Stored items
*-*-*

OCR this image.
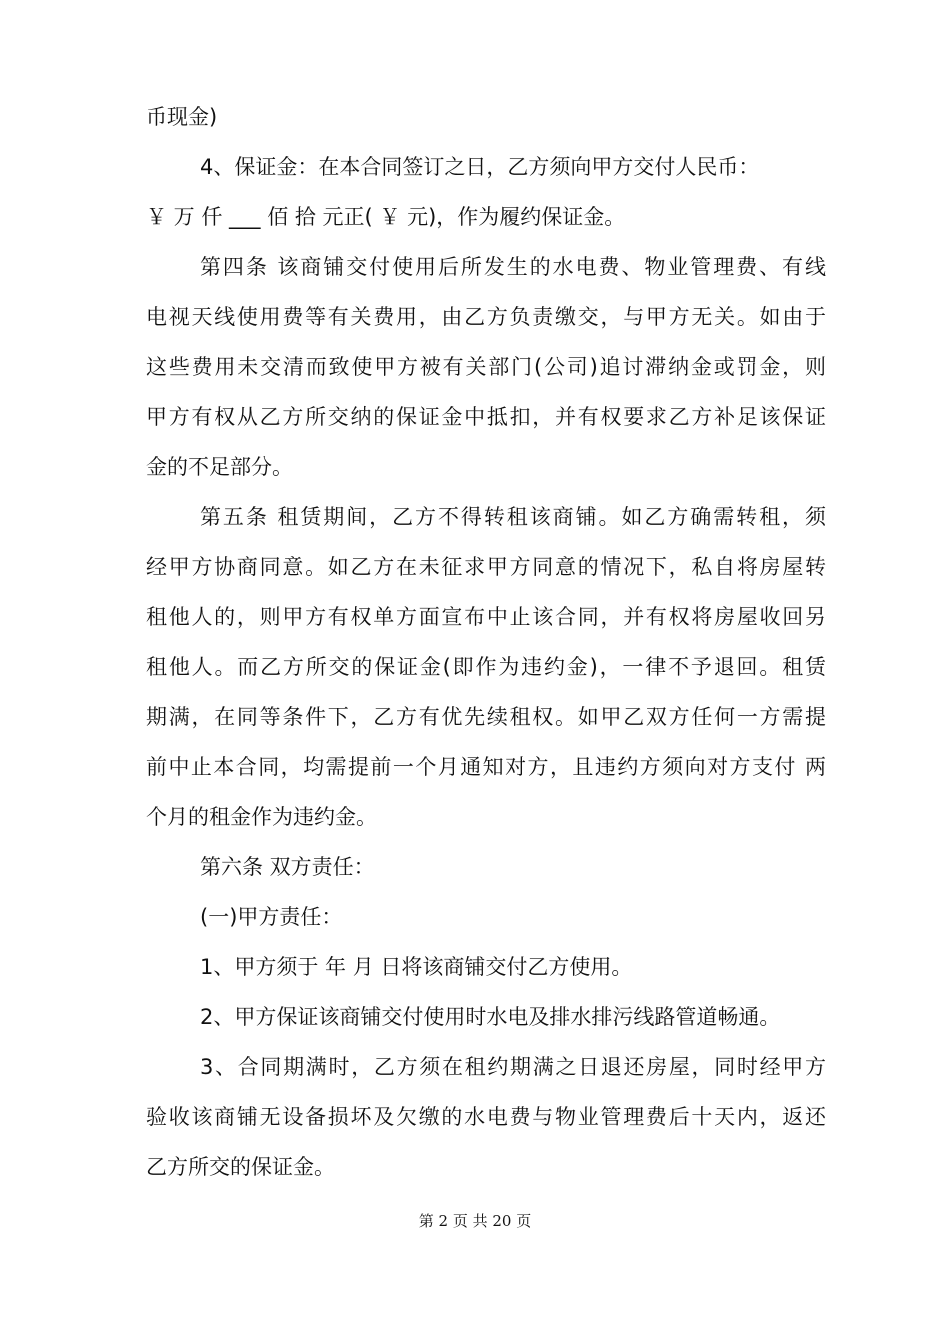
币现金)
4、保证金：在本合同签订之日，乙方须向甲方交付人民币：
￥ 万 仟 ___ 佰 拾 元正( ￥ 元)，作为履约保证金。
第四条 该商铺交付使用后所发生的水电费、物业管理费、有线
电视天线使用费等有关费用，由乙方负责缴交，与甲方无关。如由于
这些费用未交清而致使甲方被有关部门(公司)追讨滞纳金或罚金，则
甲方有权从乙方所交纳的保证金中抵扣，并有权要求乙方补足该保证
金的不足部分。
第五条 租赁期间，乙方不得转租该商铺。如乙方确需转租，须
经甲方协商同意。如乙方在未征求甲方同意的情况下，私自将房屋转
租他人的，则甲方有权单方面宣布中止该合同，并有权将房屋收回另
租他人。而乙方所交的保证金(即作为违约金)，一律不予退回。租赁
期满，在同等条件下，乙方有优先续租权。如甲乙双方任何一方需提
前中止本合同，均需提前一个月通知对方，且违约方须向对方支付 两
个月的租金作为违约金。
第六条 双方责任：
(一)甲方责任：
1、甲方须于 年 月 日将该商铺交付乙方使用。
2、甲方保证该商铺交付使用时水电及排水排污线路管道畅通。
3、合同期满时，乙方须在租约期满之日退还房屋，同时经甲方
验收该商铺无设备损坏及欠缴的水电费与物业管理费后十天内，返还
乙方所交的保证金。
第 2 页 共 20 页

*-*-*

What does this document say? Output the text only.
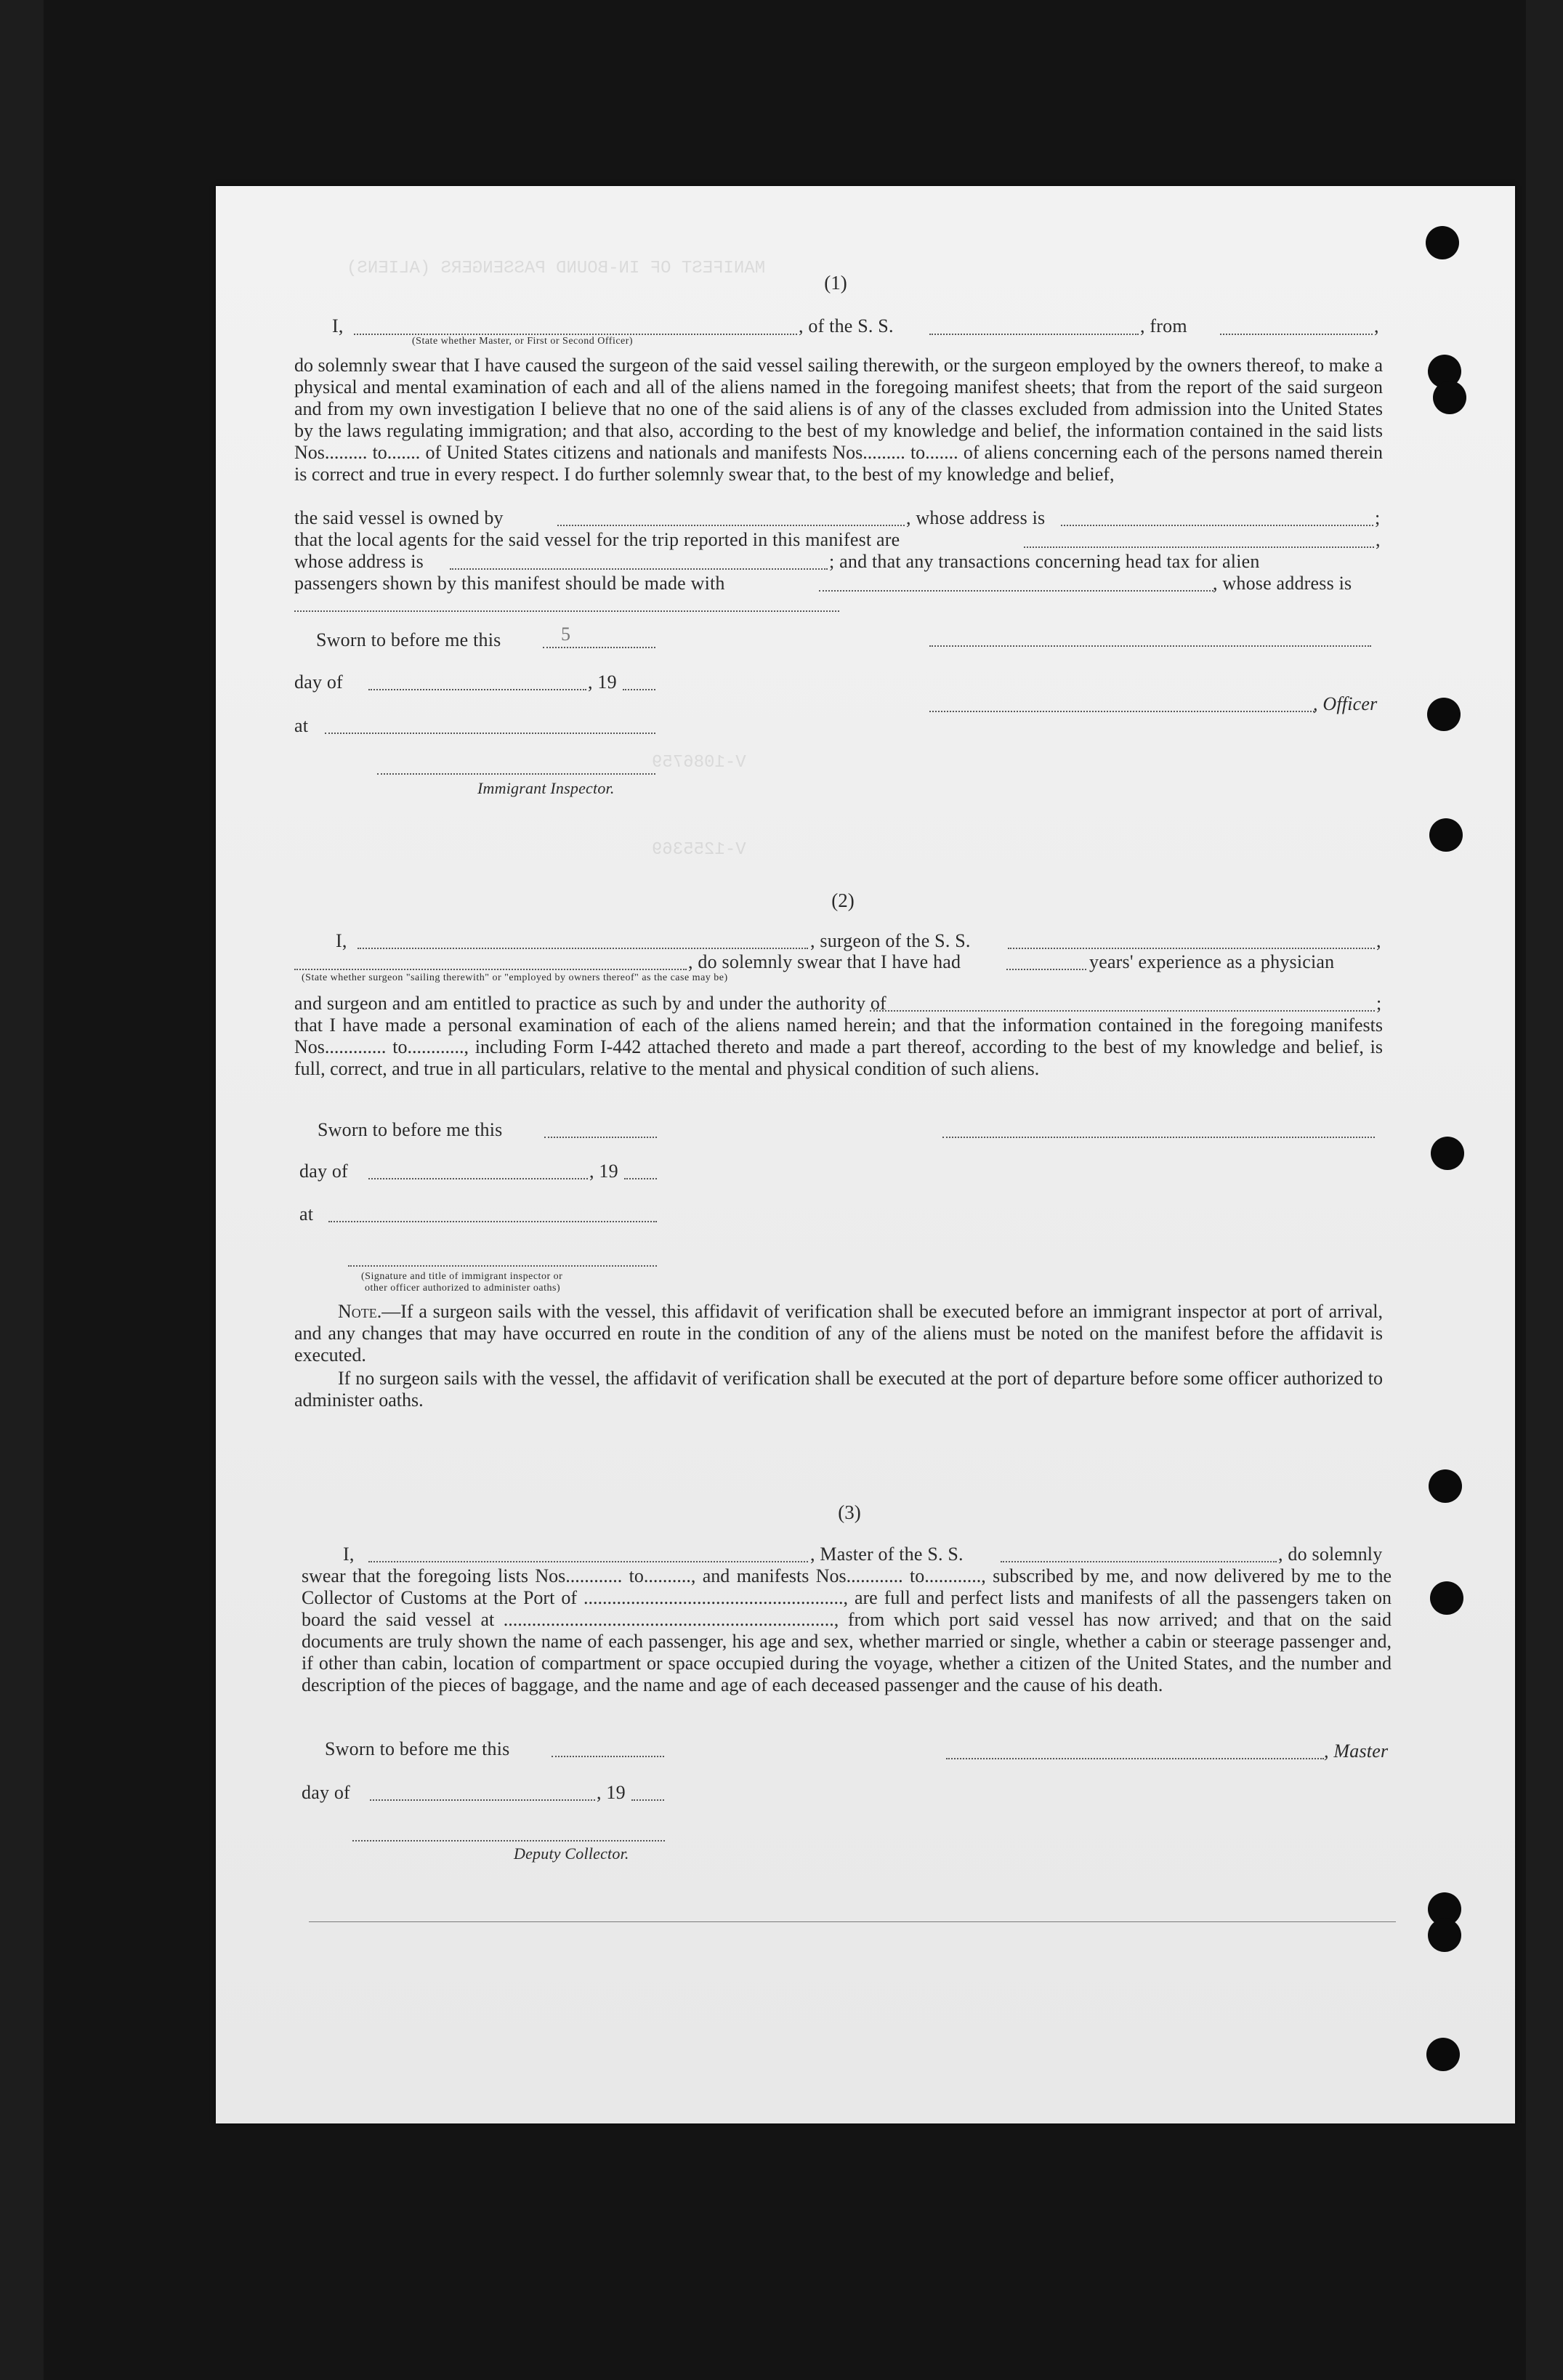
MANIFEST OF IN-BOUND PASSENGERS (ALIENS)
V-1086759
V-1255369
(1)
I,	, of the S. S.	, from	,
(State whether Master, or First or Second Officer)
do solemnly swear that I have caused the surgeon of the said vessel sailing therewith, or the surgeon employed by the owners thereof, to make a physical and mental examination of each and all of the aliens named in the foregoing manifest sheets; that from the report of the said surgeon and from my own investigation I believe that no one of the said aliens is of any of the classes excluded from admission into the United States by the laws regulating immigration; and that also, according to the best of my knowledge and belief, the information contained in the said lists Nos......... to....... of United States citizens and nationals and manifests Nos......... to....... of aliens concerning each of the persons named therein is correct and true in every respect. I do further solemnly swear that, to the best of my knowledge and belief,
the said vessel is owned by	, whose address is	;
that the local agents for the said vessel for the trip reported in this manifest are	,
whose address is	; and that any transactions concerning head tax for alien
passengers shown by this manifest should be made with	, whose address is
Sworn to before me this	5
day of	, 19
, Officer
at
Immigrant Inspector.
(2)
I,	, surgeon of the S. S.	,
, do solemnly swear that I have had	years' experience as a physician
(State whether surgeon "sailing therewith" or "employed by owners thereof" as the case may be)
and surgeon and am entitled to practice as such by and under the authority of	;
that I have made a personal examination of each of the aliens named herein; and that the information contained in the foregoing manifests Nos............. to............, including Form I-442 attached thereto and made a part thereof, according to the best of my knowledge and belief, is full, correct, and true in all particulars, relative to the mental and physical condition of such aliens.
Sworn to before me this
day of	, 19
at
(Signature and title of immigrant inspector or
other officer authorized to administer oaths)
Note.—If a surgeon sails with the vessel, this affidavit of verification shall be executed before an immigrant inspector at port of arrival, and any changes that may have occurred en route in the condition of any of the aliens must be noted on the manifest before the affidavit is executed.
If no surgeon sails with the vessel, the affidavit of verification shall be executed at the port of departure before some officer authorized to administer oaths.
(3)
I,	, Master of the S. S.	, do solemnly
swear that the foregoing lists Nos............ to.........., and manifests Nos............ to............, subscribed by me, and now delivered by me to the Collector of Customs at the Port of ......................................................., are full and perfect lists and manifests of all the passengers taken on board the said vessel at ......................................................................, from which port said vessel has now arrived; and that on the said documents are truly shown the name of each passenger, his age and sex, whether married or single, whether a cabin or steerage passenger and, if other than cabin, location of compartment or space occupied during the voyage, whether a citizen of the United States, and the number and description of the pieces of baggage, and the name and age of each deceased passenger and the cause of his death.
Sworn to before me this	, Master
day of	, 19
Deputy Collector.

*-*-*

§ **Given exercise**
Go through the listing above and pull out each line containing the word "shall".

§ **Answer to this problem**
Note.—If a surgeon sails with the vessel, this affidavit of verification shall be executed before an immigrant inspector at port of arrival, and any changes that may have occurred en route in the condition of any of the aliens must be noted on the manifest before the affidavit is executed.
If no surgeon sails with the vessel, the affidavit of verification shall be executed at the port of departure before some officer authorized to administer oaths.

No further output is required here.